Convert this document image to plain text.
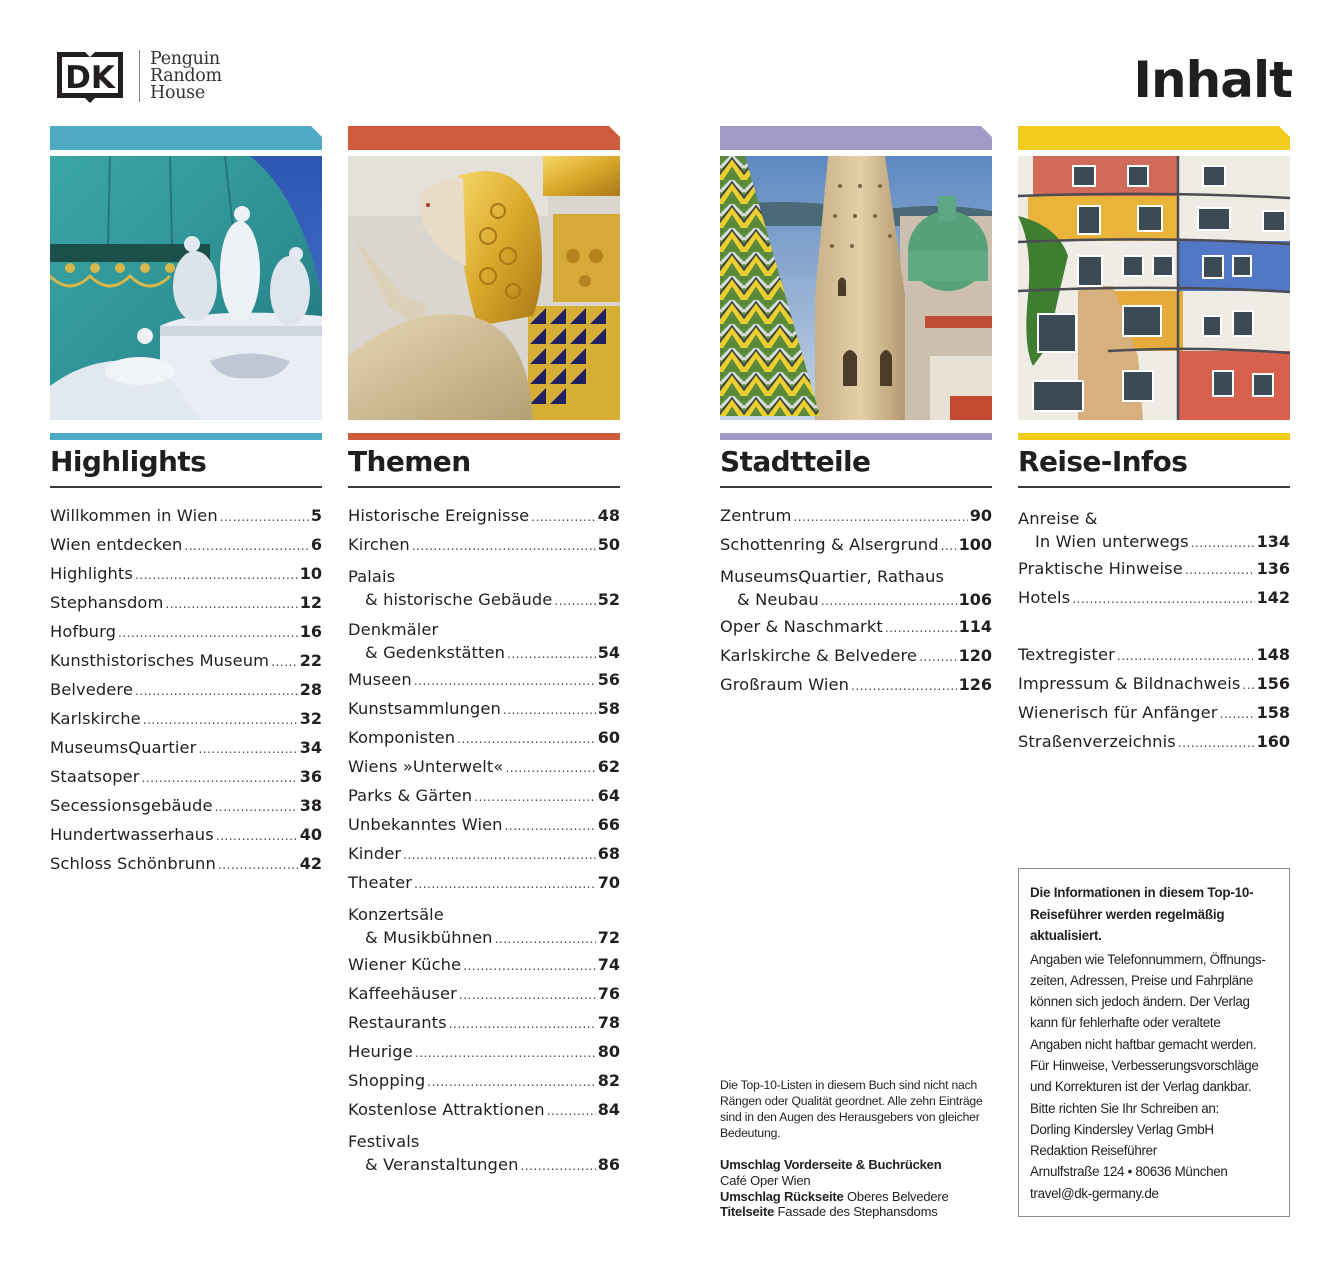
DK
Penguin
Random
House	Inhalt
Highlights
Willkommen in Wien .....	5
Wien entdecken .....	6
Highlights .....	10
Stephansdom .....	12
Hofburg .....	16
Kunsthistorisches Museum ..... 22
Belvedere .....	28
Karlskirche .....	32
MuseumsQuartier .....	34
Staatsoper .....	36
Secessionsgebäude .....	38
Hundertwasserhaus .....	40
Schloss Schönbrunn .....	42
Themen
Historische Ereignisse .....	48
Kirchen .....	50
Palais
& historische Gebäude .....	52
Denkmäler
& Gedenkstätten .....	54
Museen .....	56
Kunstsammlungen .....	58
Komponisten .....	60
Wiens »Unterwelt« .....	62
Parks & Gärten .....	64
Unbekanntes Wien .....	66
Kinder .....	68
Theater .....	70
Konzertsäle
& Musikbühnen .....	72
Wiener Küche .....	74
Kaffeehäuser .....	76
Restaurants .....	78
Heurige .....	80
Shopping .....	82
Kostenlose Attraktionen .....	84
Festivals
& Veranstaltungen .....	86
Stadtteile
Zentrum .....	90
Schottenring & Alsergrund ..... 100
MuseumsQuartier, Rathaus
& Neubau .....	106
Oper & Naschmarkt .....	114
Karlskirche & Belvedere .....	120
Großraum Wien .....	126
Reise-Infos
Anreise &
In Wien unterwegs .....	134
Praktische Hinweise .....	136
Hotels .....	142
Textregister .....	148
Impressum & Bildnachweis ..... 156
Wienerisch für Anfänger ..... 158
Straßenverzeichnis .....	160

Die Top-10-Listen in diesem Buch sind nicht nach Rängen oder Qualität geordnet. Alle zehn Einträge sind in den Augen des Herausgebers von gleicher Bedeutung.

Umschlag Vorderseite & Buchrücken
Café Oper Wien
Umschlag Rückseite Oberes Belvedere
Titelseite Fassade des Stephansdoms
Die Informationen in diesem Top-10-
Reiseführer werden regelmäßig
aktualisiert.
Angaben wie Telefonnummern, Öffnungs-
zeiten, Adressen, Preise und Fahrpläne
können sich jedoch ändern. Der Verlag
kann für fehlerhafte oder veraltete
Angaben nicht haftbar gemacht werden.
Für Hinweise, Verbesserungsvorschläge
und Korrekturen ist der Verlag dankbar.
Bitte richten Sie Ihr Schreiben an:
Dorling Kindersley Verlag GmbH
Redaktion Reiseführer
Arnulfstraße 124 • 80636 München
travel@dk-germany.de
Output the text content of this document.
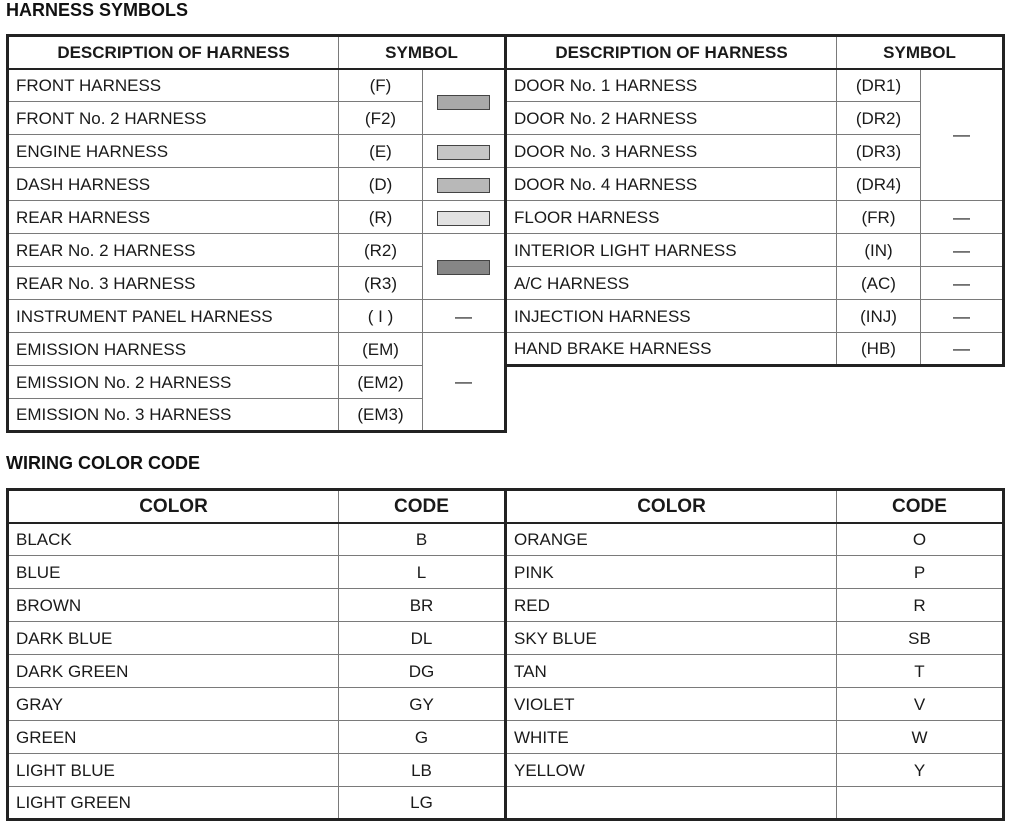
HARNESS SYMBOLS
DESCRIPTION OF HARNESS	SYMBOL	
FRONT HARNESS	(F)	
FRONT No. 2 HARNESS	(F2)	
ENGINE HARNESS	(E)	
DASH HARNESS	(D)	
REAR HARNESS	(R)	
REAR No. 2 HARNESS	(R2)	
REAR No. 3 HARNESS	(R3)	
INSTRUMENT PANEL HARNESS	( I )	—
EMISSION HARNESS	(EM)	—
EMISSION No. 2 HARNESS	(EM2)	
EMISSION No. 3 HARNESS	(EM3)	
DESCRIPTION OF HARNESS	SYMBOL	
DOOR No. 1 HARNESS	(DR1)	—
DOOR No. 2 HARNESS	(DR2)	
DOOR No. 3 HARNESS	(DR3)	
DOOR No. 4 HARNESS	(DR4)	
FLOOR HARNESS	(FR)	—
INTERIOR LIGHT HARNESS	(IN)	—
A/C HARNESS	(AC)	—
INJECTION HARNESS	(INJ)	—
HAND BRAKE HARNESS	(HB)	—
WIRING COLOR CODE
COLOR	CODE
BLACK	B
BLUE	L
BROWN	BR
DARK BLUE	DL
DARK GREEN	DG
GRAY	GY
GREEN	G
LIGHT BLUE	LB
LIGHT GREEN	LG
COLOR	CODE
ORANGE	O
PINK	P
RED	R
SKY BLUE	SB
TAN	T
VIOLET	V
WHITE	W
YELLOW	Y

### Exercise aim
Give back the whole listing as it stands, minus its pictures.

### Exercise answer
Convert this document image to plain text.
DK
Penguin
Random
House	Inhalt
Highlights
Willkommen in Wien .....	5
Wien entdecken .....	6
Highlights .....	10
Stephansdom .....	12
Hofburg .....	16
Kunsthistorisches Museum ..... 22
Belvedere .....	28
Karlskirche .....	32
MuseumsQuartier .....	34
Staatsoper .....	36
Secessionsgebäude .....	38
Hundertwasserhaus .....	40
Schloss Schönbrunn .....	42
Themen
Historische Ereignisse .....	48
Kirchen .....	50
Palais
& historische Gebäude .....	52
Denkmäler
& Gedenkstätten .....	54
Museen .....	56
Kunstsammlungen .....	58
Komponisten .....	60
Wiens »Unterwelt« .....	62
Parks & Gärten .....	64
Unbekanntes Wien .....	66
Kinder .....	68
Theater .....	70
Konzertsäle
& Musikbühnen .....	72
Wiener Küche .....	74
Kaffeehäuser .....	76
Restaurants .....	78
Heurige .....	80
Shopping .....	82
Kostenlose Attraktionen .....	84
Festivals
& Veranstaltungen .....	86
Stadtteile
Zentrum .....	90
Schottenring & Alsergrund ..... 100
MuseumsQuartier, Rathaus
& Neubau .....	106
Oper & Naschmarkt .....	114
Karlskirche & Belvedere .....	120
Großraum Wien .....	126
Reise-Infos
Anreise &
In Wien unterwegs .....	134
Praktische Hinweise .....	136
Hotels .....	142
Textregister .....	148
Impressum & Bildnachweis ..... 156
Wienerisch für Anfänger ..... 158
Straßenverzeichnis .....	160

Die Top-10-Listen in diesem Buch sind nicht nach Rängen oder Qualität geordnet. Alle zehn Einträge sind in den Augen des Herausgebers von gleicher Bedeutung.

Umschlag Vorderseite & Buchrücken
Café Oper Wien
Umschlag Rückseite Oberes Belvedere
Titelseite Fassade des Stephansdoms
Die Informationen in diesem Top-10-
Reiseführer werden regelmäßig
aktualisiert.
Angaben wie Telefonnummern, Öffnungs-
zeiten, Adressen, Preise und Fahrpläne
können sich jedoch ändern. Der Verlag
kann für fehlerhafte oder veraltete
Angaben nicht haftbar gemacht werden.
Für Hinweise, Verbesserungsvorschläge
und Korrekturen ist der Verlag dankbar.
Bitte richten Sie Ihr Schreiben an:
Dorling Kindersley Verlag GmbH
Redaktion Reiseführer
Arnulfstraße 124 • 80636 München
travel@dk-germany.de
Output the text content of this document.
HARNESS SYMBOLS
DESCRIPTION OF HARNESS	SYMBOL	
FRONT HARNESS	(F)	
FRONT No. 2 HARNESS	(F2)	
ENGINE HARNESS	(E)	
DASH HARNESS	(D)	
REAR HARNESS	(R)	
REAR No. 2 HARNESS	(R2)	
REAR No. 3 HARNESS	(R3)	
INSTRUMENT PANEL HARNESS	( I )	—
EMISSION HARNESS	(EM)	—
EMISSION No. 2 HARNESS	(EM2)	
EMISSION No. 3 HARNESS	(EM3)	
DESCRIPTION OF HARNESS	SYMBOL	
DOOR No. 1 HARNESS	(DR1)	—
DOOR No. 2 HARNESS	(DR2)	
DOOR No. 3 HARNESS	(DR3)	
DOOR No. 4 HARNESS	(DR4)	
FLOOR HARNESS	(FR)	—
INTERIOR LIGHT HARNESS	(IN)	—
A/C HARNESS	(AC)	—
INJECTION HARNESS	(INJ)	—
HAND BRAKE HARNESS	(HB)	—
WIRING COLOR CODE
COLOR	CODE
BLACK	B
BLUE	L
BROWN	BR
DARK BLUE	DL
DARK GREEN	DG
GRAY	GY
GREEN	G
LIGHT BLUE	LB
LIGHT GREEN	LG
COLOR	CODE
ORANGE	O
PINK	P
RED	R
SKY BLUE	SB
TAN	T
VIOLET	V
WHITE	W
YELLOW	Y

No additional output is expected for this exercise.